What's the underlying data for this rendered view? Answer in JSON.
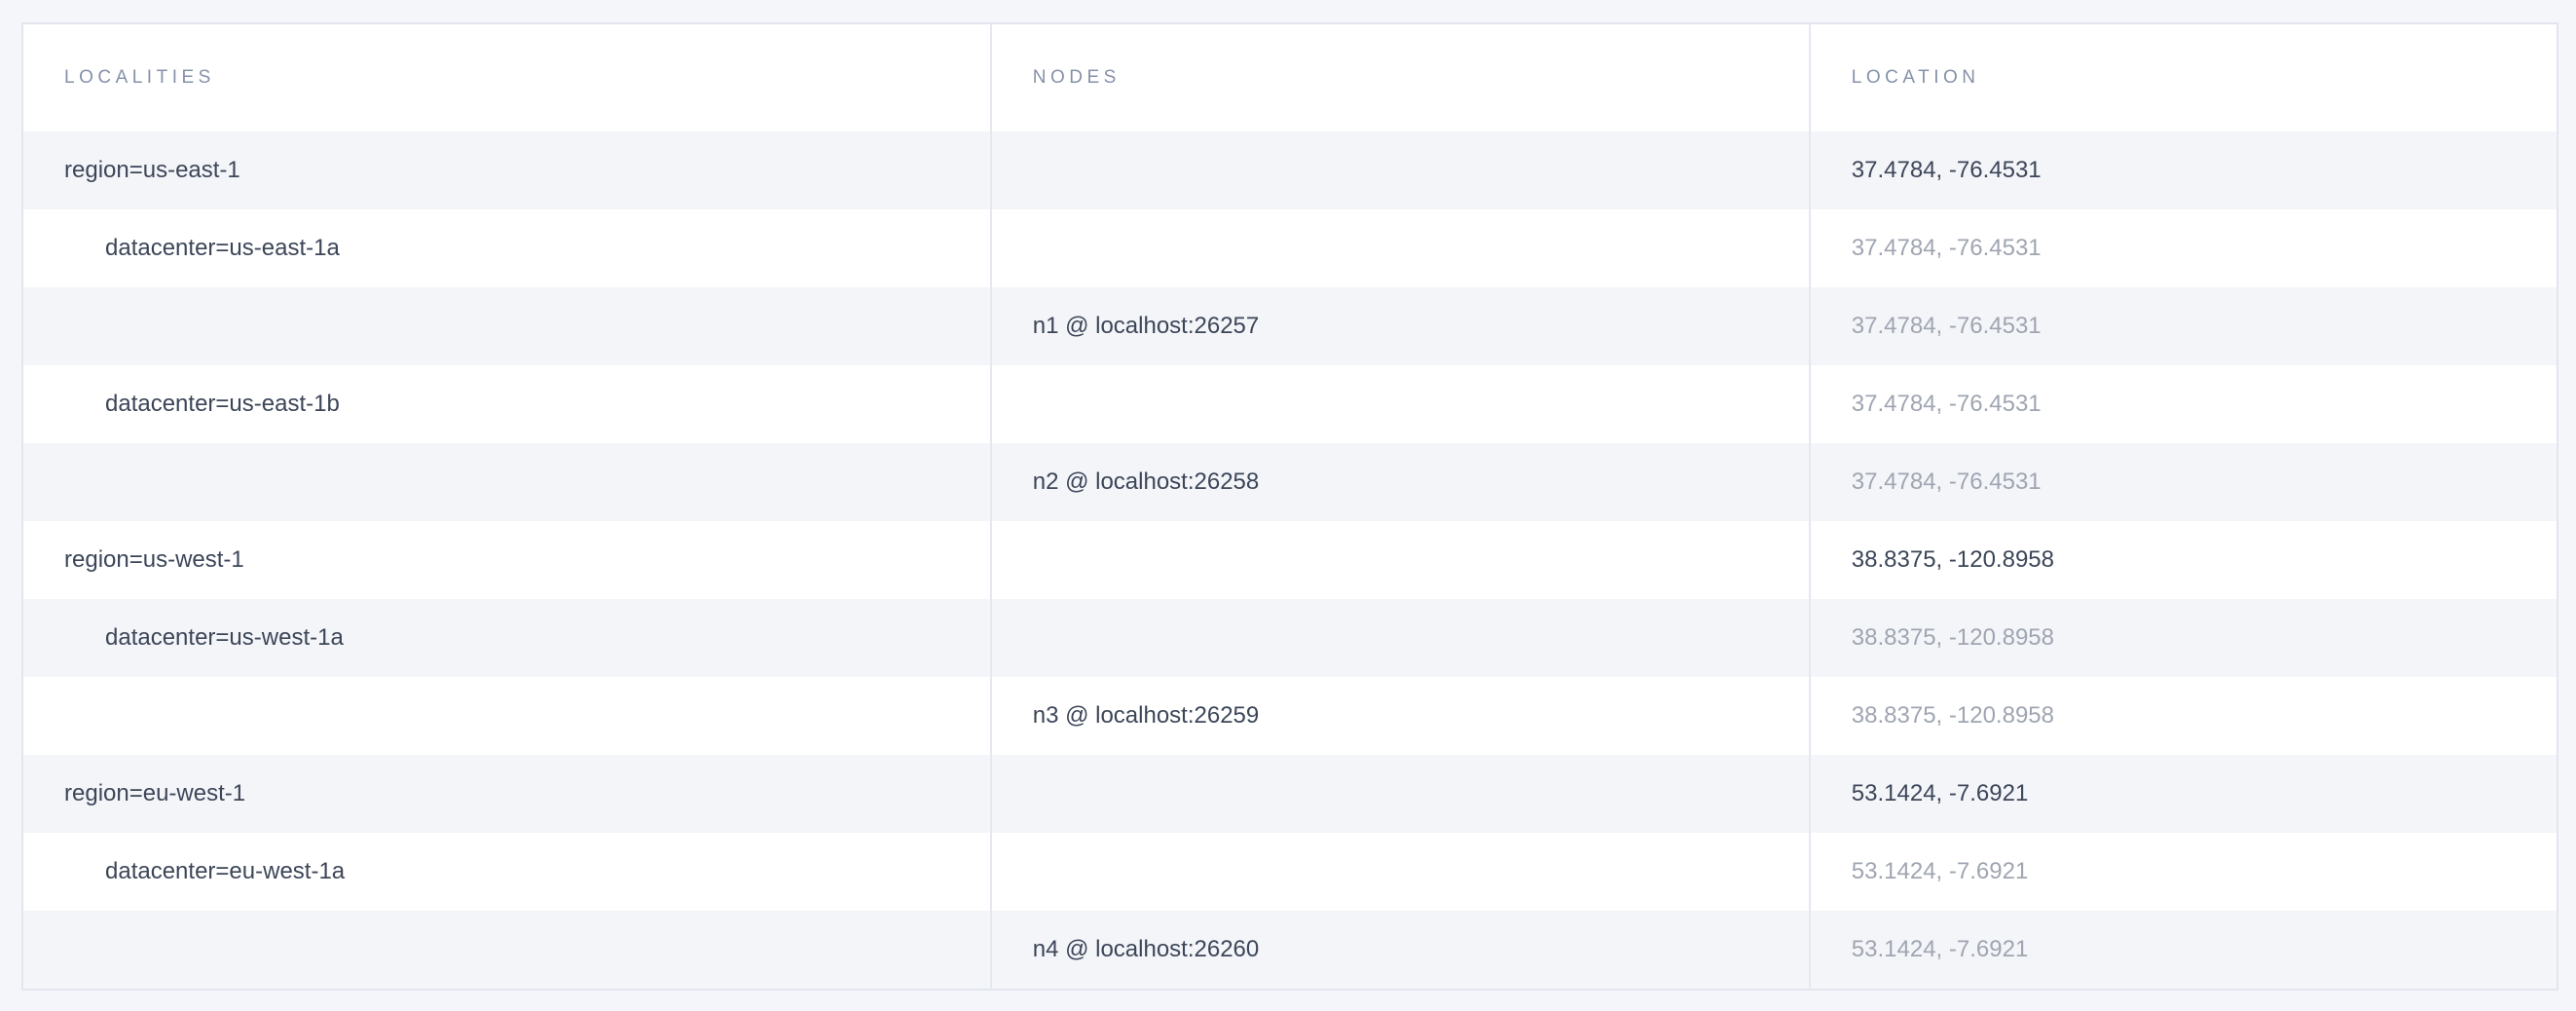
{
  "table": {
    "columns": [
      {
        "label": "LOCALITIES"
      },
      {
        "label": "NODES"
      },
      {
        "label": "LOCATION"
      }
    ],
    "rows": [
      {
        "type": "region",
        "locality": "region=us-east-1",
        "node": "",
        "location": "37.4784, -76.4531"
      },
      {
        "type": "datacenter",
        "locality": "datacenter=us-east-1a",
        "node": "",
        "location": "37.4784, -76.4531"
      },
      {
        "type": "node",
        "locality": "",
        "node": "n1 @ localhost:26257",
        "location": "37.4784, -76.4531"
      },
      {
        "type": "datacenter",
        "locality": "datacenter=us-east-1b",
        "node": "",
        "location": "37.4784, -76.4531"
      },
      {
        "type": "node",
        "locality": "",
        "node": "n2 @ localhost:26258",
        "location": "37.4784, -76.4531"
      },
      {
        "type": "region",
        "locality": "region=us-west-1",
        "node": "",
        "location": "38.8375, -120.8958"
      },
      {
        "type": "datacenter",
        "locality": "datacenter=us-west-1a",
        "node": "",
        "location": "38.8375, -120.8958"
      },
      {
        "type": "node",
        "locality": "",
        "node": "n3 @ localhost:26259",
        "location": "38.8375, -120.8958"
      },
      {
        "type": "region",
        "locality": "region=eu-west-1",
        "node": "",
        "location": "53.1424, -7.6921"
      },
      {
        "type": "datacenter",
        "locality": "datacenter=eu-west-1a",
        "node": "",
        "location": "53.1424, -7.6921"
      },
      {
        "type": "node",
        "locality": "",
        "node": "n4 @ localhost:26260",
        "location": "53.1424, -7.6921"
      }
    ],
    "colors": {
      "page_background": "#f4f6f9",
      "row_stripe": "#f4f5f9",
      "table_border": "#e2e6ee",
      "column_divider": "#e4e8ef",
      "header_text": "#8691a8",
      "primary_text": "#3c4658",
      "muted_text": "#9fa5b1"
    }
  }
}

*Goal of the exercise*:
Pictures are not part of the copy; reproduce everything else in the records exactly.

*Final result*:
What's the underlying data for this rendered view? Answer in JSON.
{
  "table": {
    "columns": [
      {
        "label": "LOCALITIES"
      },
      {
        "label": "NODES"
      },
      {
        "label": "LOCATION"
      }
    ],
    "rows": [
      {
        "type": "region",
        "locality": "region=us-east-1",
        "node": "",
        "location": "37.4784, -76.4531"
      },
      {
        "type": "datacenter",
        "locality": "datacenter=us-east-1a",
        "node": "",
        "location": "37.4784, -76.4531"
      },
      {
        "type": "node",
        "locality": "",
        "node": "n1 @ localhost:26257",
        "location": "37.4784, -76.4531"
      },
      {
        "type": "datacenter",
        "locality": "datacenter=us-east-1b",
        "node": "",
        "location": "37.4784, -76.4531"
      },
      {
        "type": "node",
        "locality": "",
        "node": "n2 @ localhost:26258",
        "location": "37.4784, -76.4531"
      },
      {
        "type": "region",
        "locality": "region=us-west-1",
        "node": "",
        "location": "38.8375, -120.8958"
      },
      {
        "type": "datacenter",
        "locality": "datacenter=us-west-1a",
        "node": "",
        "location": "38.8375, -120.8958"
      },
      {
        "type": "node",
        "locality": "",
        "node": "n3 @ localhost:26259",
        "location": "38.8375, -120.8958"
      },
      {
        "type": "region",
        "locality": "region=eu-west-1",
        "node": "",
        "location": "53.1424, -7.6921"
      },
      {
        "type": "datacenter",
        "locality": "datacenter=eu-west-1a",
        "node": "",
        "location": "53.1424, -7.6921"
      },
      {
        "type": "node",
        "locality": "",
        "node": "n4 @ localhost:26260",
        "location": "53.1424, -7.6921"
      }
    ],
    "colors": {
      "page_background": "#f4f6f9",
      "row_stripe": "#f4f5f9",
      "table_border": "#e2e6ee",
      "column_divider": "#e4e8ef",
      "header_text": "#8691a8",
      "primary_text": "#3c4658",
      "muted_text": "#9fa5b1"
    }
  }
}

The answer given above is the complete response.